>>>

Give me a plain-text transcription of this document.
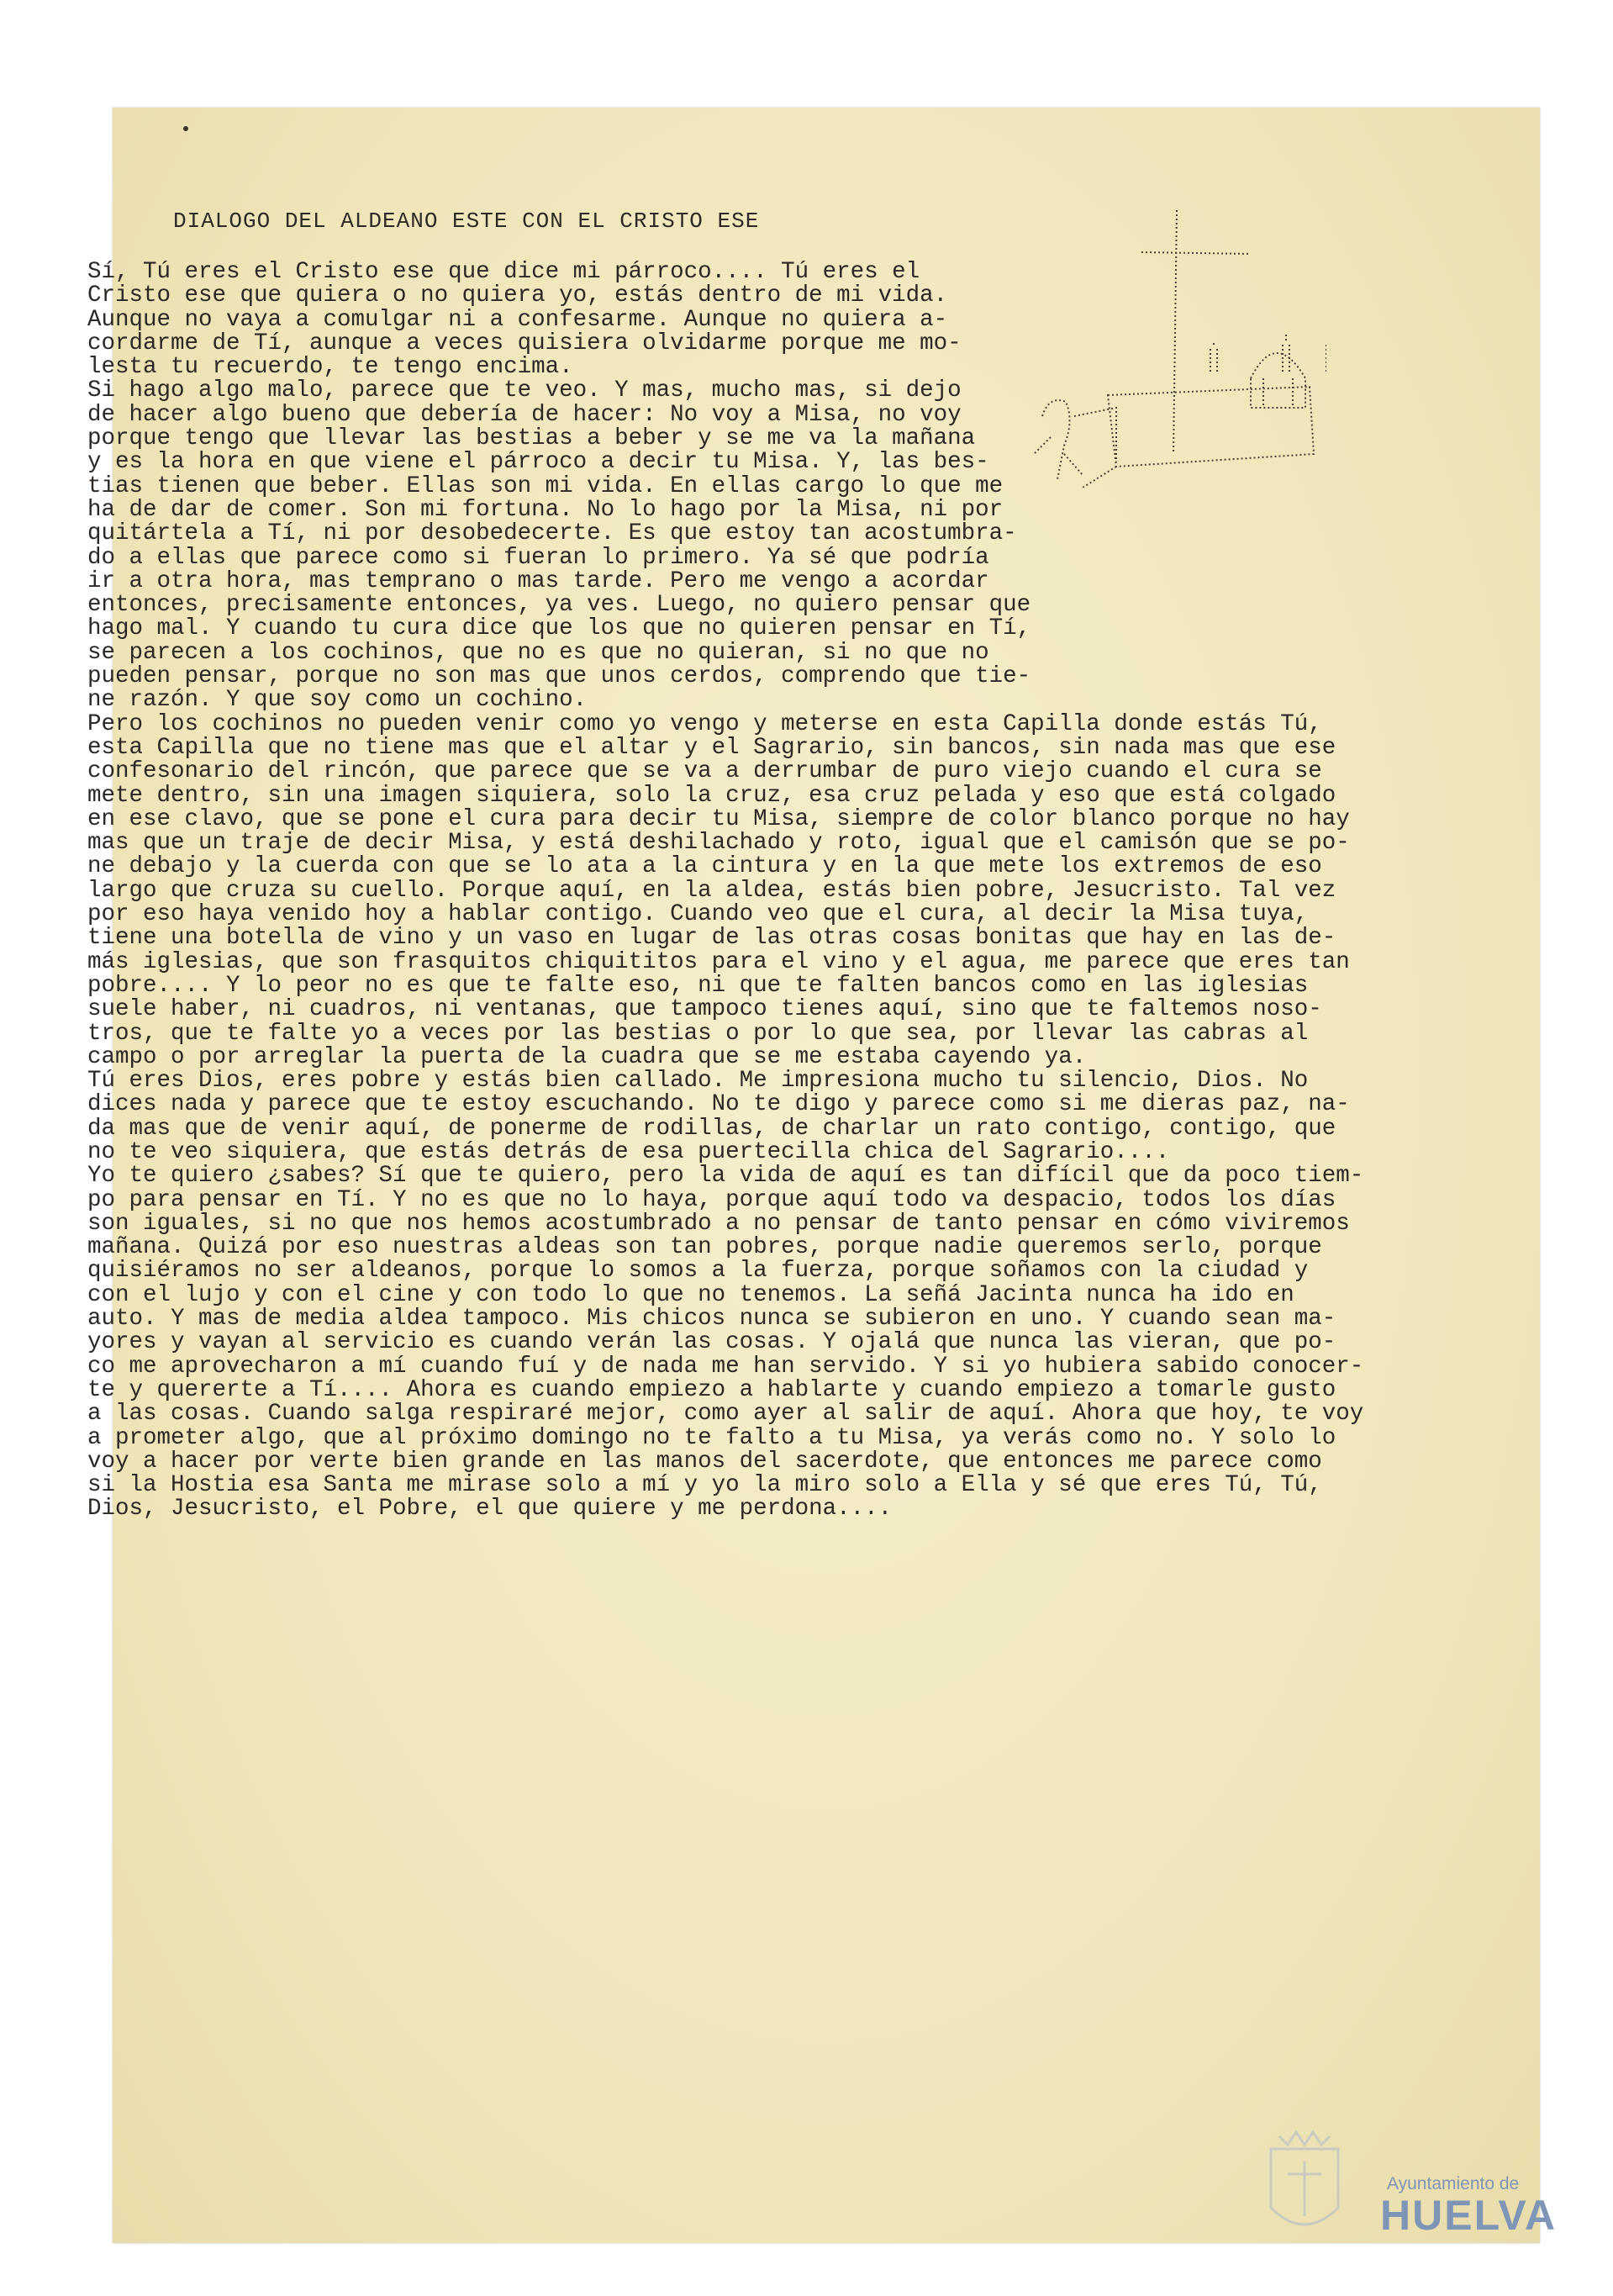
DIALOGO DEL ALDEANO ESTE CON EL CRISTO ESE
Sí, Tú eres el Cristo ese que dice mi párroco.... Tú eres el
Cristo ese que quiera o no quiera yo, estás dentro de mi vida.
Aunque no vaya a comulgar ni a confesarme. Aunque no quiera a-
cordarme de Tí, aunque a veces quisiera olvidarme porque me mo-
lesta tu recuerdo, te tengo encima.
Si hago algo malo, parece que te veo. Y mas, mucho mas, si dejo
de hacer algo bueno que debería de hacer: No voy a Misa, no voy
porque tengo que llevar las bestias a beber y se me va la mañana
y es la hora en que viene el párroco a decir tu Misa. Y, las bes-
tias tienen que beber. Ellas son mi vida. En ellas cargo lo que me
ha de dar de comer. Son mi fortuna. No lo hago por la Misa, ni por
quitártela a Tí, ni por desobedecerte. Es que estoy tan acostumbra-
do a ellas que parece como si fueran lo primero. Ya sé que podría
ir a otra hora, mas temprano o mas tarde. Pero me vengo a acordar
entonces, precisamente entonces, ya ves. Luego, no quiero pensar que
hago mal. Y cuando tu cura dice que los que no quieren pensar en Tí,
se parecen a los cochinos, que no es que no quieran, si no que no
pueden pensar, porque no son mas que unos cerdos, comprendo que tie-
ne razón. Y que soy como un cochino.
Pero los cochinos no pueden venir como yo vengo y meterse en esta Capilla donde estás Tú,
esta Capilla que no tiene mas que el altar y el Sagrario, sin bancos, sin nada mas que ese
confesonario del rincón, que parece que se va a derrumbar de puro viejo cuando el cura se
mete dentro, sin una imagen siquiera, solo la cruz, esa cruz pelada y eso que está colgado
en ese clavo, que se pone el cura para decir tu Misa, siempre de color blanco porque no hay
mas que un traje de decir Misa, y está deshilachado y roto, igual que el camisón que se po-
ne debajo y la cuerda con que se lo ata a la cintura y en la que mete los extremos de eso
largo que cruza su cuello. Porque aquí, en la aldea, estás bien pobre, Jesucristo. Tal vez
por eso haya venido hoy a hablar contigo. Cuando veo que el cura, al decir la Misa tuya,
tiene una botella de vino y un vaso en lugar de las otras cosas bonitas que hay en las de-
más iglesias, que son frasquitos chiquititos para el vino y el agua, me parece que eres tan
pobre.... Y lo peor no es que te falte eso, ni que te falten bancos como en las iglesias
suele haber, ni cuadros, ni ventanas, que tampoco tienes aquí, sino que te faltemos noso-
tros, que te falte yo a veces por las bestias o por lo que sea, por llevar las cabras al
campo o por arreglar la puerta de la cuadra que se me estaba cayendo ya.
Tú eres Dios, eres pobre y estás bien callado. Me impresiona mucho tu silencio, Dios. No
dices nada y parece que te estoy escuchando. No te digo y parece como si me dieras paz, na-
da mas que de venir aquí, de ponerme de rodillas, de charlar un rato contigo, contigo, que
no te veo siquiera, que estás detrás de esa puertecilla chica del Sagrario....
Yo te quiero ¿sabes? Sí que te quiero, pero la vida de aquí es tan difícil que da poco tiem-
po para pensar en Tí. Y no es que no lo haya, porque aquí todo va despacio, todos los días
son iguales, si no que nos hemos acostumbrado a no pensar de tanto pensar en cómo viviremos
mañana. Quizá por eso nuestras aldeas son tan pobres, porque nadie queremos serlo, porque
quisiéramos no ser aldeanos, porque lo somos a la fuerza, porque soñamos con la ciudad y
con el lujo y con el cine y con todo lo que no tenemos. La señá Jacinta nunca ha ido en
auto. Y mas de media aldea tampoco. Mis chicos nunca se subieron en uno. Y cuando sean ma-
yores y vayan al servicio es cuando verán las cosas. Y ojalá que nunca las vieran, que po-
co me aprovecharon a mí cuando fuí y de nada me han servido. Y si yo hubiera sabido conocer-
te y quererte a Tí.... Ahora es cuando empiezo a hablarte y cuando empiezo a tomarle gusto
a las cosas. Cuando salga respiraré mejor, como ayer al salir de aquí. Ahora que hoy, te voy
a prometer algo, que al próximo domingo no te falto a tu Misa, ya verás como no. Y solo lo
voy a hacer por verte bien grande en las manos del sacerdote, que entonces me parece como
si la Hostia esa Santa me mirase solo a mí y yo la miro solo a Ella y sé que eres Tú, Tú,
Dios, Jesucristo, el Pobre, el que quiere y me perdona....
Ayuntamiento de
HUELVA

<<<

**AIM:**
Without the pictures, print the records in full, exactly as they appear.

**TASK RESPONSE:**
Give me a plain-text transcription of this document.
DIALOGO DEL ALDEANO ESTE CON EL CRISTO ESE
Sí, Tú eres el Cristo ese que dice mi párroco.... Tú eres el
Cristo ese que quiera o no quiera yo, estás dentro de mi vida.
Aunque no vaya a comulgar ni a confesarme. Aunque no quiera a-
cordarme de Tí, aunque a veces quisiera olvidarme porque me mo-
lesta tu recuerdo, te tengo encima.
Si hago algo malo, parece que te veo. Y mas, mucho mas, si dejo
de hacer algo bueno que debería de hacer: No voy a Misa, no voy
porque tengo que llevar las bestias a beber y se me va la mañana
y es la hora en que viene el párroco a decir tu Misa. Y, las bes-
tias tienen que beber. Ellas son mi vida. En ellas cargo lo que me
ha de dar de comer. Son mi fortuna. No lo hago por la Misa, ni por
quitártela a Tí, ni por desobedecerte. Es que estoy tan acostumbra-
do a ellas que parece como si fueran lo primero. Ya sé que podría
ir a otra hora, mas temprano o mas tarde. Pero me vengo a acordar
entonces, precisamente entonces, ya ves. Luego, no quiero pensar que
hago mal. Y cuando tu cura dice que los que no quieren pensar en Tí,
se parecen a los cochinos, que no es que no quieran, si no que no
pueden pensar, porque no son mas que unos cerdos, comprendo que tie-
ne razón. Y que soy como un cochino.
Pero los cochinos no pueden venir como yo vengo y meterse en esta Capilla donde estás Tú,
esta Capilla que no tiene mas que el altar y el Sagrario, sin bancos, sin nada mas que ese
confesonario del rincón, que parece que se va a derrumbar de puro viejo cuando el cura se
mete dentro, sin una imagen siquiera, solo la cruz, esa cruz pelada y eso que está colgado
en ese clavo, que se pone el cura para decir tu Misa, siempre de color blanco porque no hay
mas que un traje de decir Misa, y está deshilachado y roto, igual que el camisón que se po-
ne debajo y la cuerda con que se lo ata a la cintura y en la que mete los extremos de eso
largo que cruza su cuello. Porque aquí, en la aldea, estás bien pobre, Jesucristo. Tal vez
por eso haya venido hoy a hablar contigo. Cuando veo que el cura, al decir la Misa tuya,
tiene una botella de vino y un vaso en lugar de las otras cosas bonitas que hay en las de-
más iglesias, que son frasquitos chiquititos para el vino y el agua, me parece que eres tan
pobre.... Y lo peor no es que te falte eso, ni que te falten bancos como en las iglesias
suele haber, ni cuadros, ni ventanas, que tampoco tienes aquí, sino que te faltemos noso-
tros, que te falte yo a veces por las bestias o por lo que sea, por llevar las cabras al
campo o por arreglar la puerta de la cuadra que se me estaba cayendo ya.
Tú eres Dios, eres pobre y estás bien callado. Me impresiona mucho tu silencio, Dios. No
dices nada y parece que te estoy escuchando. No te digo y parece como si me dieras paz, na-
da mas que de venir aquí, de ponerme de rodillas, de charlar un rato contigo, contigo, que
no te veo siquiera, que estás detrás de esa puertecilla chica del Sagrario....
Yo te quiero ¿sabes? Sí que te quiero, pero la vida de aquí es tan difícil que da poco tiem-
po para pensar en Tí. Y no es que no lo haya, porque aquí todo va despacio, todos los días
son iguales, si no que nos hemos acostumbrado a no pensar de tanto pensar en cómo viviremos
mañana. Quizá por eso nuestras aldeas son tan pobres, porque nadie queremos serlo, porque
quisiéramos no ser aldeanos, porque lo somos a la fuerza, porque soñamos con la ciudad y
con el lujo y con el cine y con todo lo que no tenemos. La señá Jacinta nunca ha ido en
auto. Y mas de media aldea tampoco. Mis chicos nunca se subieron en uno. Y cuando sean ma-
yores y vayan al servicio es cuando verán las cosas. Y ojalá que nunca las vieran, que po-
co me aprovecharon a mí cuando fuí y de nada me han servido. Y si yo hubiera sabido conocer-
te y quererte a Tí.... Ahora es cuando empiezo a hablarte y cuando empiezo a tomarle gusto
a las cosas. Cuando salga respiraré mejor, como ayer al salir de aquí. Ahora que hoy, te voy
a prometer algo, que al próximo domingo no te falto a tu Misa, ya verás como no. Y solo lo
voy a hacer por verte bien grande en las manos del sacerdote, que entonces me parece como
si la Hostia esa Santa me mirase solo a mí y yo la miro solo a Ella y sé que eres Tú, Tú,
Dios, Jesucristo, el Pobre, el que quiere y me perdona....
Ayuntamiento de
HUELVA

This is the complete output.